**Aim of the exercise**
Lines containing the word "content" are to be located and copied.

**Records to process**
— begin —

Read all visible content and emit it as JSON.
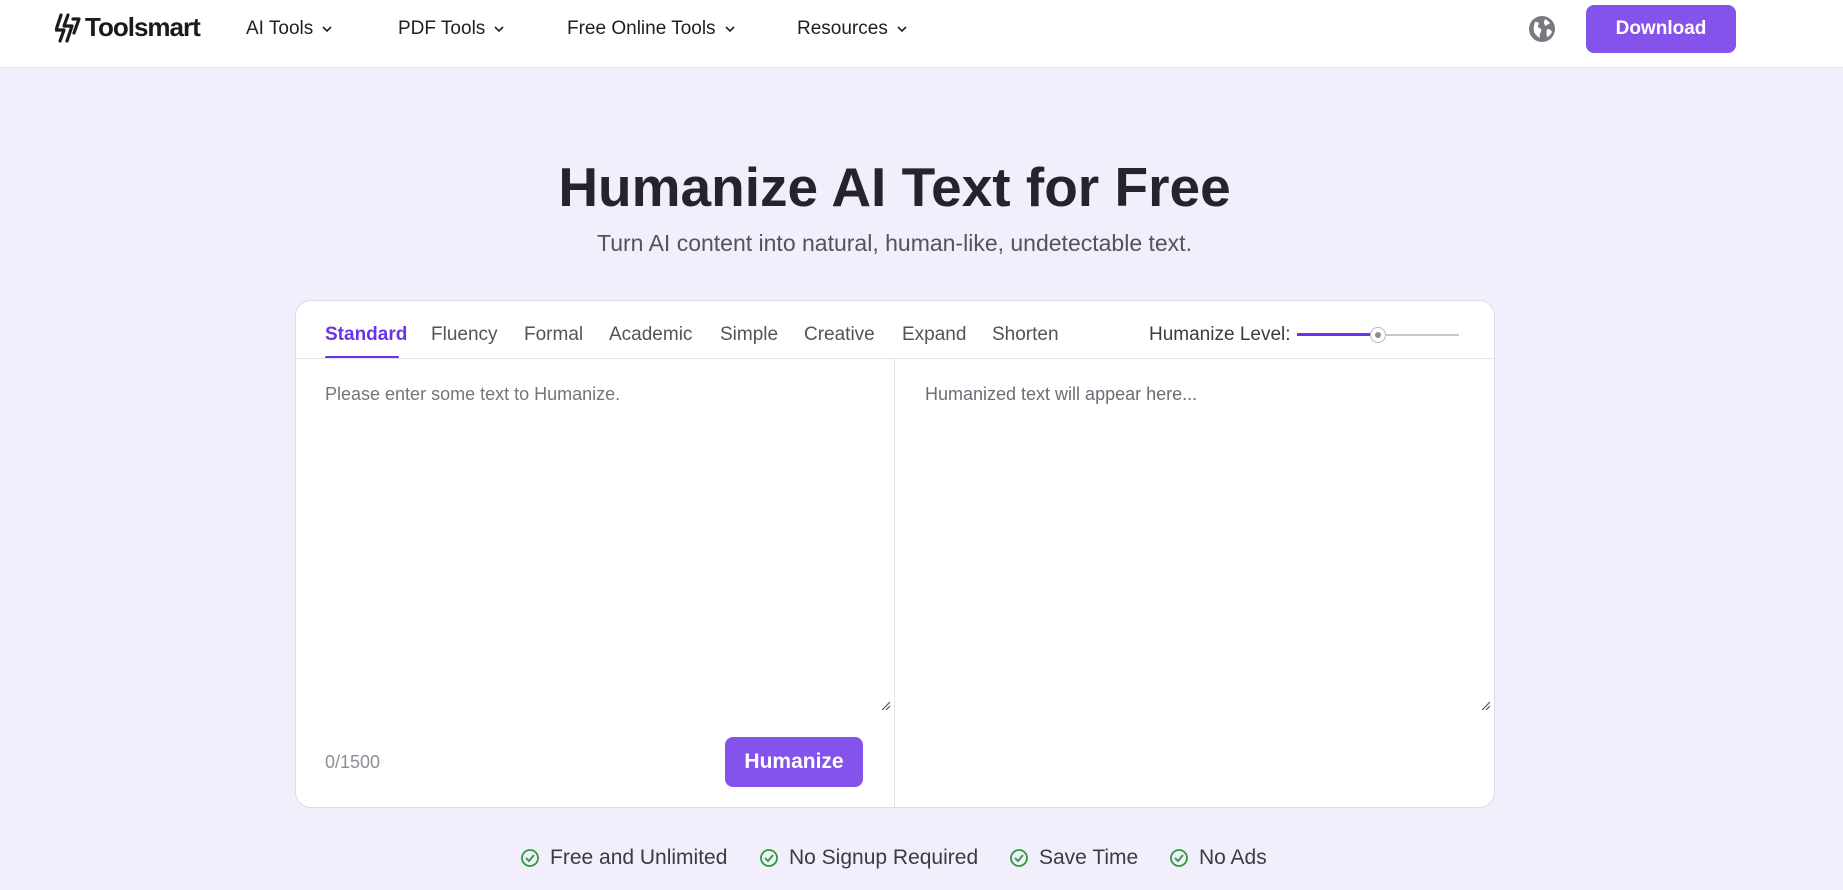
{
  "header": {
    "logo_text": "Toolsmart",
    "nav": [
      {
        "label": "AI Tools"
      },
      {
        "label": "PDF Tools"
      },
      {
        "label": "Free Online Tools"
      },
      {
        "label": "Resources"
      }
    ],
    "download_label": "Download"
  },
  "hero": {
    "title": "Humanize AI Text for Free",
    "subtitle": "Turn AI content into natural, human-like, undetectable text."
  },
  "tool": {
    "tabs": [
      {
        "label": "Standard",
        "active": true
      },
      {
        "label": "Fluency"
      },
      {
        "label": "Formal"
      },
      {
        "label": "Academic"
      },
      {
        "label": "Simple"
      },
      {
        "label": "Creative"
      },
      {
        "label": "Expand"
      },
      {
        "label": "Shorten"
      }
    ],
    "level_label": "Humanize Level:",
    "level_value": 0.5,
    "input_placeholder": "Please enter some text to Humanize.",
    "output_placeholder": "Humanized text will appear here...",
    "counter": "0/1500",
    "humanize_label": "Humanize"
  },
  "features": [
    {
      "label": "Free and Unlimited"
    },
    {
      "label": "No Signup Required"
    },
    {
      "label": "Save Time"
    },
    {
      "label": "No Ads"
    }
  ],
  "colors": {
    "accent": "#8353ec",
    "active_tab": "#6b33e8",
    "page_bg": "#f2eefc",
    "check": "#2e9b3a"
  }
}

— end —

**The reply**
Read all visible content and emit it as JSON.
    "subtitle": "Turn AI content into natural, human-like, undetectable text."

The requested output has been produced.